====== The records

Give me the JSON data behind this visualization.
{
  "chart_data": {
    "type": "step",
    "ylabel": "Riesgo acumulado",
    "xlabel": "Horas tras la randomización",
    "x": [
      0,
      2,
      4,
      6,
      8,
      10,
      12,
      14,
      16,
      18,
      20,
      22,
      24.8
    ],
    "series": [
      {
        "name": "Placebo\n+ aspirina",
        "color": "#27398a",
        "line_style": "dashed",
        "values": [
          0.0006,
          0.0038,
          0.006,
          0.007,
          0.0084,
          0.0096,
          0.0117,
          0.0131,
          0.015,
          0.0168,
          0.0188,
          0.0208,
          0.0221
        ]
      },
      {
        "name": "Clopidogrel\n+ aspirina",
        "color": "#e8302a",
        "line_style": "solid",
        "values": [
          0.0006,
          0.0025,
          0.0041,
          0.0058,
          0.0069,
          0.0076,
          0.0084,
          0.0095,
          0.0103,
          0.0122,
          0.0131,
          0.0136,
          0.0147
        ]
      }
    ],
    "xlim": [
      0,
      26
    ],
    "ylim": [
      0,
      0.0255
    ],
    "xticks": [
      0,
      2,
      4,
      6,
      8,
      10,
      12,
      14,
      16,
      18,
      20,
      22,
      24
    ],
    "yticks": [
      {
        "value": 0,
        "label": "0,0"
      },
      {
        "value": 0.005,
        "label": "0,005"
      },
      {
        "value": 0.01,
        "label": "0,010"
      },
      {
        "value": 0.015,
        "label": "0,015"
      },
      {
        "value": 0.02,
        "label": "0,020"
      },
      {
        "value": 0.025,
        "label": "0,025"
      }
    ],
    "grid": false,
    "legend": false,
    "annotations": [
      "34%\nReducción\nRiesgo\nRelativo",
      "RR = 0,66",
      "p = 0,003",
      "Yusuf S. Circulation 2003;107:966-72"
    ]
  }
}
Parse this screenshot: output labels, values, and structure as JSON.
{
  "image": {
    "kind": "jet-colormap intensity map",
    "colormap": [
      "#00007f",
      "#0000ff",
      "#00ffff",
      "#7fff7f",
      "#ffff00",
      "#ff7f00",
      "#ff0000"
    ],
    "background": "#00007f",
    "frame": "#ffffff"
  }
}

============

_Do this_
Begin with the line that contains "Parse this screenshot: output" and end with the last line of the records; set down every line in that span exactly, and nothing else.

_Response to this exercise_
Parse this screenshot: output labels, values, and structure as JSON.
{
  "image": {
    "kind": "jet-colormap intensity map",
    "colormap": [
      "#00007f",
      "#0000ff",
      "#00ffff",
      "#7fff7f",
      "#ffff00",
      "#ff7f00",
      "#ff0000"
    ],
    "background": "#00007f",
    "frame": "#ffffff"
  }
}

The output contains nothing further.